Halaman =
---+---

Opini

Dilema Pengesahan Rancangan Undang-undang Inisiatif DPR Tanpa Persetujuan Presiden

Di Indonesia, nomenklatur (istilah) “perundang-undangan” diartikan dengan segala sesuatu yang bertalian dengan undang-undang, seluk beluk undang-undang. falsafah negara itu kita lihat pula dari sistem perundang-undangannya. 
 
Puncak dari upaya untuk memperkuat sistem dalam ketatanegaraan yang menjamin kuatnya peran parlemen dalam berhadapan dengan pemerintah, diwujudkan pula dalam pelaksanaan agenda amandemen terhadap UUD 1945. 
 
Dalam rangka amandemen UUD 1945 tersebut, secara khusus kita dapat melihat adanya perubahan dalam perumusan Pasal 5 ayat (1) dan Pasal 20 ayat (1) dalam naskah perubahan pertama hasil sidang umum MPR tahun 1999.
 
Dalam perumusan Pasal 5 ayat (1) lama dinyatakan: “Presiden memegang kekuasaan membentuk undang-undang dengan persetujuan DPR”. Dalam perubahan pertama, rumusan pasal tersebut di ubah menjadi: “Presiden berhak mengusulkan rancangan undang-undang kepada DPR”. Sebaliknya, dalam Pasal 20 ayat (1) baru dinyatakan: “DPR memegang kekuasaan membentuk undang-undang”. 
 
Padahal dulu ditentukan dalam Pasal 21 ayat (1): “Anggota-anggota DPR berhak memajukan rancangan undang-undang”. Dengan perkataan lain, dalam hal membentuk undang-undang sebagai produk hukum tertinggi dibawah UUD dan Tap MPR, kekuasaan pokoknya digeser atau dialihkan dari tangan Presiden ke tangan DPR. 
 
Otomatis sejak itu segala kewenangan Presiden untuk mengatur, membuat regulasi, mengadakan legislasi, haruslah didasarkan atas kewenangan pokok yang sekarang sudah dialihkan ke DPR.
 
Sesuai dengan ketentuan Pasal 20 ayat (4) UUD 1945, rancangan undang-undang yang sudah mendapatkan persetujuan bersama itu, akan disahkan sebagaimana mestinya oleh Presiden. Bahkan, oleh Pasal 20 ayat (5) UUD 1945 ditentukan jika Presiden tidak bersedia mengesahkannya, maka rancangan undangundang itu akan berlaku dengan sendirinya setelah 30 hari semenjak rancangan undangundang itu resmi mendapat persetujuan bersama oleh DPR dan Presiden.

---+---

Tugas A = Menurut tulisan opini tentang pengesahan rancangan undang-undang, berapa hari setelah persetujuan bersama sebuah rancangan undang-undang berlaku dengan sendirinya apabila Presiden tidak bersedia mengesahkannya?
Tugas B = Tuliskan kembali secara persis sebagian tulisan opini tersebut, dimulai dari kata-kata "Dalam rangka amandemen" dan diakhiri setelah kata-kata "MPR tahun 1999.".
Baris-baris yang menyusul tidak diperlukan untuk pengerjaan.

---+---

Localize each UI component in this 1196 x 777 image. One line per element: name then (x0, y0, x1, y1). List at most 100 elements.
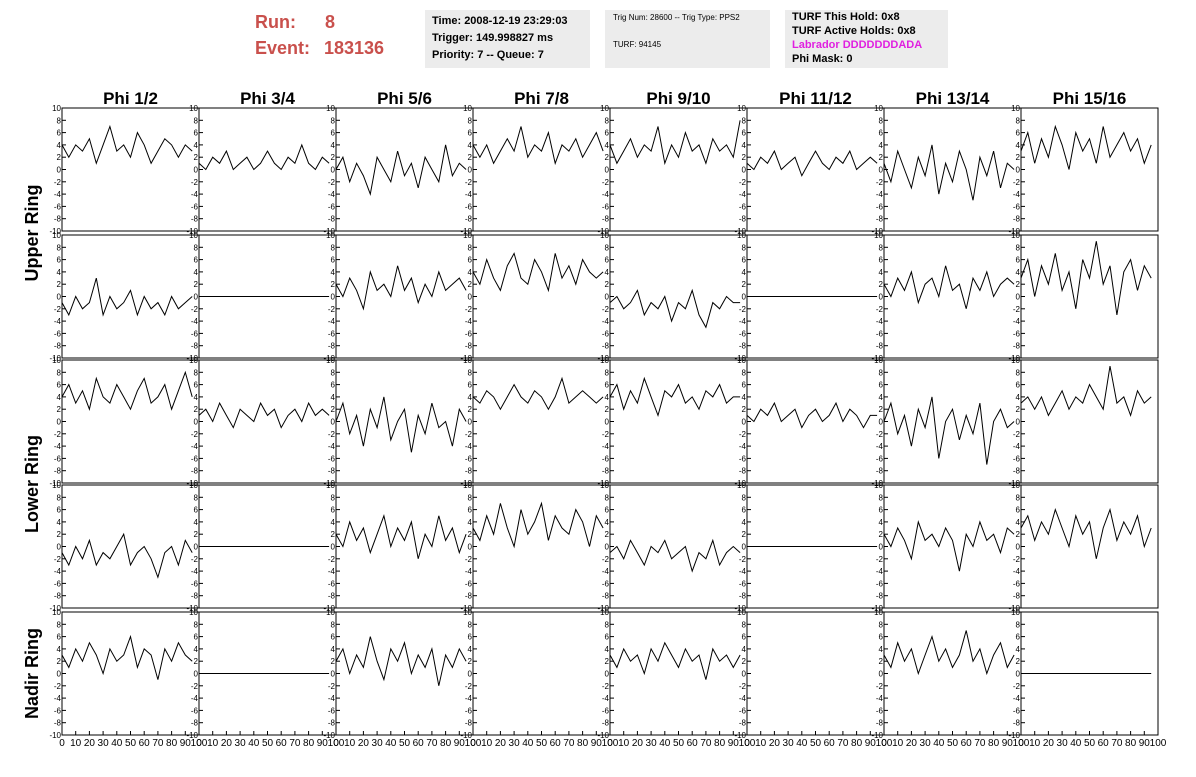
x-tick-label: 10 (618, 738, 630, 749)
y-tick-label: 2 (879, 657, 884, 666)
y-tick-label: 6 (1016, 129, 1021, 138)
y-tick-label: 10 (1011, 231, 1020, 240)
y-tick-label: -6 (328, 329, 336, 338)
y-tick-label: -8 (465, 467, 473, 476)
y-tick-label: 6 (194, 506, 199, 515)
y-tick-label: 8 (742, 620, 747, 629)
y-tick-label: 0 (1016, 166, 1021, 175)
y-tick-label: 6 (879, 381, 884, 390)
x-tick-label: 100 (1013, 738, 1030, 749)
y-tick-label: -8 (1013, 215, 1021, 224)
x-tick-label: 0 (607, 738, 613, 749)
y-tick-label: 2 (331, 153, 336, 162)
y-tick-label: -6 (54, 579, 62, 588)
y-tick-label: 10 (600, 231, 609, 240)
event-value: 183136 (324, 38, 384, 58)
y-tick-label: 6 (742, 506, 747, 515)
y-tick-label: 0 (194, 418, 199, 427)
info-box (785, 10, 948, 68)
y-tick-label: 6 (468, 256, 473, 265)
x-tick-label: 40 (1070, 738, 1082, 749)
y-tick-label: 2 (742, 530, 747, 539)
x-tick-label: 90 (1139, 738, 1151, 749)
y-tick-label: 4 (194, 518, 199, 527)
y-tick-label: -8 (54, 592, 62, 601)
y-tick-label: -6 (1013, 579, 1021, 588)
y-tick-label: 8 (194, 116, 199, 125)
y-tick-label: -4 (465, 442, 473, 451)
y-tick-label: -2 (1013, 305, 1021, 314)
x-tick-label: 80 (1125, 738, 1137, 749)
y-tick-label: -8 (739, 592, 747, 601)
y-tick-label: 0 (331, 166, 336, 175)
y-tick-label: -10 (323, 731, 335, 740)
y-tick-label: 10 (874, 231, 883, 240)
y-tick-label: 4 (57, 268, 62, 277)
y-tick-label: 2 (605, 153, 610, 162)
y-tick-label: -2 (602, 178, 610, 187)
y-tick-label: 2 (194, 530, 199, 539)
y-tick-label: 6 (742, 633, 747, 642)
y-tick-label: 8 (1016, 243, 1021, 252)
x-tick-label: 0 (333, 738, 339, 749)
y-tick-label: 0 (468, 166, 473, 175)
y-tick-label: -4 (602, 694, 610, 703)
y-tick-label: -8 (1013, 592, 1021, 601)
y-tick-label: 4 (1016, 645, 1021, 654)
y-tick-label: -10 (734, 731, 746, 740)
x-tick-label: 40 (933, 738, 945, 749)
y-tick-label: 8 (57, 493, 62, 502)
priority: Priority: 7 -- Queue: 7 (432, 49, 544, 61)
y-tick-label: 4 (331, 141, 336, 150)
y-tick-label: -2 (739, 430, 747, 439)
y-tick-label: -6 (465, 202, 473, 211)
y-tick-label: 0 (194, 670, 199, 679)
y-tick-label: -6 (1013, 329, 1021, 338)
y-tick-label: 4 (57, 393, 62, 402)
y-tick-label: 4 (194, 268, 199, 277)
y-tick-label: 8 (468, 116, 473, 125)
x-tick-label: 90 (1002, 738, 1014, 749)
y-tick-label: 10 (1011, 104, 1020, 113)
y-tick-label: 8 (742, 493, 747, 502)
y-tick-label: -4 (191, 694, 199, 703)
ring-label: Lower Ring (22, 435, 42, 533)
y-tick-label: 10 (326, 231, 335, 240)
y-tick-label: 4 (605, 645, 610, 654)
info-box (605, 10, 770, 68)
y-tick-label: -4 (602, 567, 610, 576)
y-tick-label: 10 (874, 481, 883, 490)
y-tick-label: 8 (1016, 116, 1021, 125)
y-tick-label: -4 (465, 190, 473, 199)
y-tick-label: -4 (328, 567, 336, 576)
y-tick-label: 0 (605, 293, 610, 302)
y-tick-label: -8 (465, 342, 473, 351)
x-tick-label: 30 (235, 738, 247, 749)
x-tick-label: 80 (440, 738, 452, 749)
x-tick-label: 50 (810, 738, 822, 749)
y-tick-label: 4 (57, 518, 62, 527)
y-tick-label: 0 (1016, 418, 1021, 427)
y-tick-label: -2 (54, 430, 62, 439)
y-tick-label: -8 (465, 719, 473, 728)
phi-mask: Phi Mask: 0 (792, 53, 853, 65)
x-tick-label: 80 (577, 738, 589, 749)
y-tick-label: -2 (465, 305, 473, 314)
ring-label: Upper Ring (22, 185, 42, 282)
y-tick-label: -2 (739, 178, 747, 187)
y-tick-label: 6 (879, 633, 884, 642)
y-tick-label: -4 (1013, 317, 1021, 326)
y-tick-label: 4 (331, 268, 336, 277)
y-tick-label: -4 (876, 567, 884, 576)
y-tick-label: 2 (468, 153, 473, 162)
y-tick-label: -10 (871, 479, 883, 488)
y-tick-label: -6 (328, 579, 336, 588)
y-tick-label: -2 (191, 305, 199, 314)
waveform (609, 641, 741, 680)
y-tick-label: 0 (742, 293, 747, 302)
y-tick-label: 10 (874, 608, 883, 617)
y-tick-label: -4 (328, 442, 336, 451)
y-tick-label: 8 (331, 620, 336, 629)
x-tick-label: 30 (783, 738, 795, 749)
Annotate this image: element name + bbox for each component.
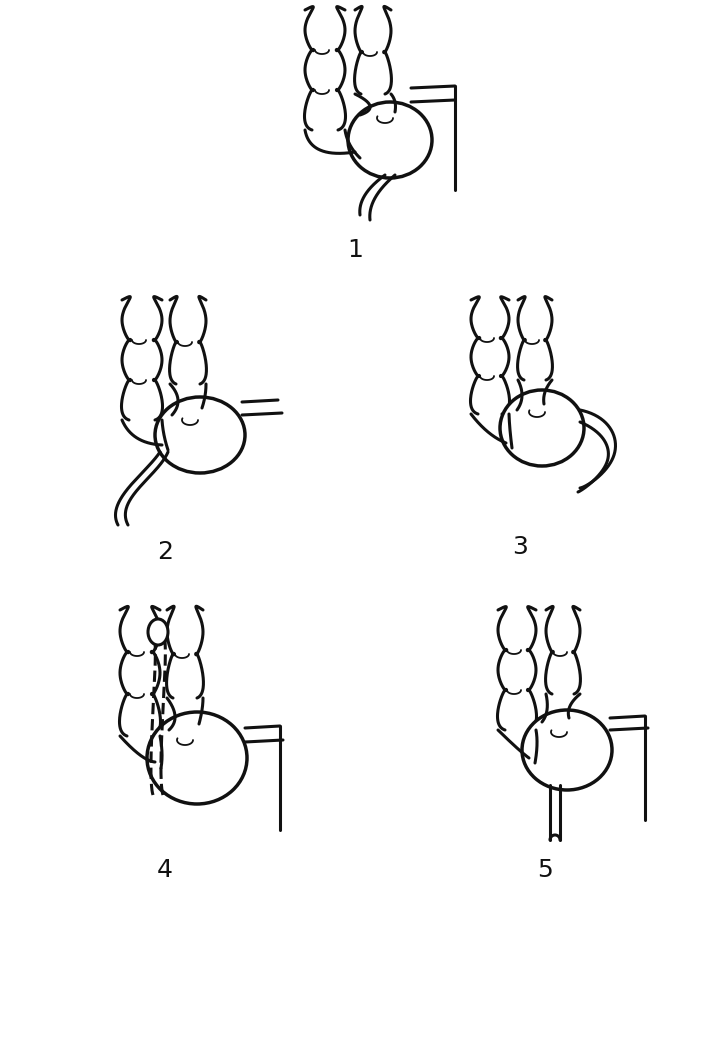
Text: 2: 2: [157, 540, 173, 564]
Text: 3: 3: [512, 535, 528, 559]
Ellipse shape: [147, 712, 247, 804]
Text: 5: 5: [537, 858, 553, 882]
Ellipse shape: [148, 619, 168, 645]
Ellipse shape: [522, 710, 612, 790]
Text: 1: 1: [347, 238, 363, 262]
Ellipse shape: [155, 397, 245, 473]
Text: 4: 4: [157, 858, 173, 882]
Ellipse shape: [348, 102, 432, 178]
Ellipse shape: [500, 390, 584, 466]
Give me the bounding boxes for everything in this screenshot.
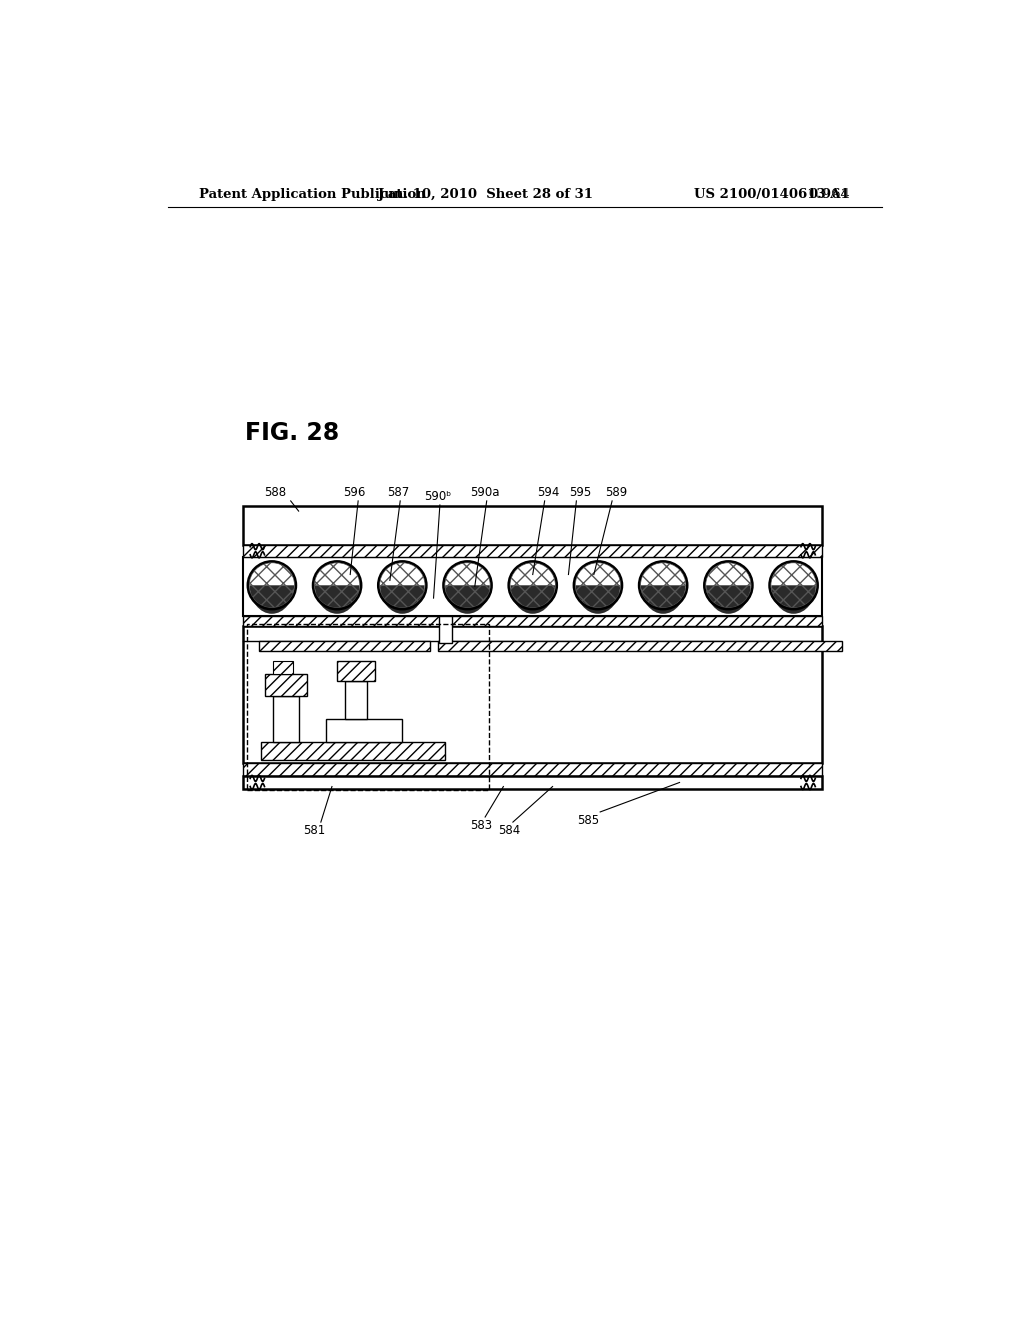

---+---

Pembahasan A = Rancangan undang-undang itu berlaku dengan sendirinya setelah 30 hari semenjak resmi mendapat persetujuan bersama oleh DPR dan Presiden.

Pembahasan B =
Dalam rangka amandemen UUD 1945 tersebut, secara khusus kita dapat melihat adanya perubahan dalam perumusan Pasal 5 ayat (1) dan Pasal 20 ayat (1) dalam naskah perubahan pertama hasil sidang umum MPR tahun 1999.